▸ **Stated problem**: Locate the string "value" throughout the material and copy every line in which it occurs.

▸ **Given data**:

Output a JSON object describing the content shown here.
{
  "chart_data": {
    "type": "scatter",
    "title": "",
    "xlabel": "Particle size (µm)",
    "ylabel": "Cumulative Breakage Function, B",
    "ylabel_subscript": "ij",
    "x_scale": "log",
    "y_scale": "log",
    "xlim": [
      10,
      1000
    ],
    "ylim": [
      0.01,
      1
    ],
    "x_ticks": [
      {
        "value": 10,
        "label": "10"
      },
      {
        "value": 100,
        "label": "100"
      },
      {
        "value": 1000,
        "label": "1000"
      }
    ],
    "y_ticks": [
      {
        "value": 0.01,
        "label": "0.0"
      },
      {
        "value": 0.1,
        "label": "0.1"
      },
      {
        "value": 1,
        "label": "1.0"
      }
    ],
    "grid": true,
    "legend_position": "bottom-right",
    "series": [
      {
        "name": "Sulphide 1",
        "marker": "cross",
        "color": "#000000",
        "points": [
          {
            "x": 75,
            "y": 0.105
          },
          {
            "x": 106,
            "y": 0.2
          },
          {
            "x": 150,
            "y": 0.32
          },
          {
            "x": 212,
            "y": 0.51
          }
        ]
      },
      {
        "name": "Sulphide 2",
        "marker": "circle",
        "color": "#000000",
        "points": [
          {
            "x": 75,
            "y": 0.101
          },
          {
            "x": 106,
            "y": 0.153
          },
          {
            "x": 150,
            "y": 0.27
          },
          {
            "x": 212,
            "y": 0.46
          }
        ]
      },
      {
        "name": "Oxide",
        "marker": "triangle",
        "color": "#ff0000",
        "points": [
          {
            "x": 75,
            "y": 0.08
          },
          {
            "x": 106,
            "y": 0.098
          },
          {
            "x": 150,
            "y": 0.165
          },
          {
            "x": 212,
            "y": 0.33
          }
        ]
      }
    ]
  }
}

▸ **Answer**:
        "value": 10,
        "value": 100,
        "value": 1000,
        "value": 0.01,
        "value": 0.1,
        "value": 1,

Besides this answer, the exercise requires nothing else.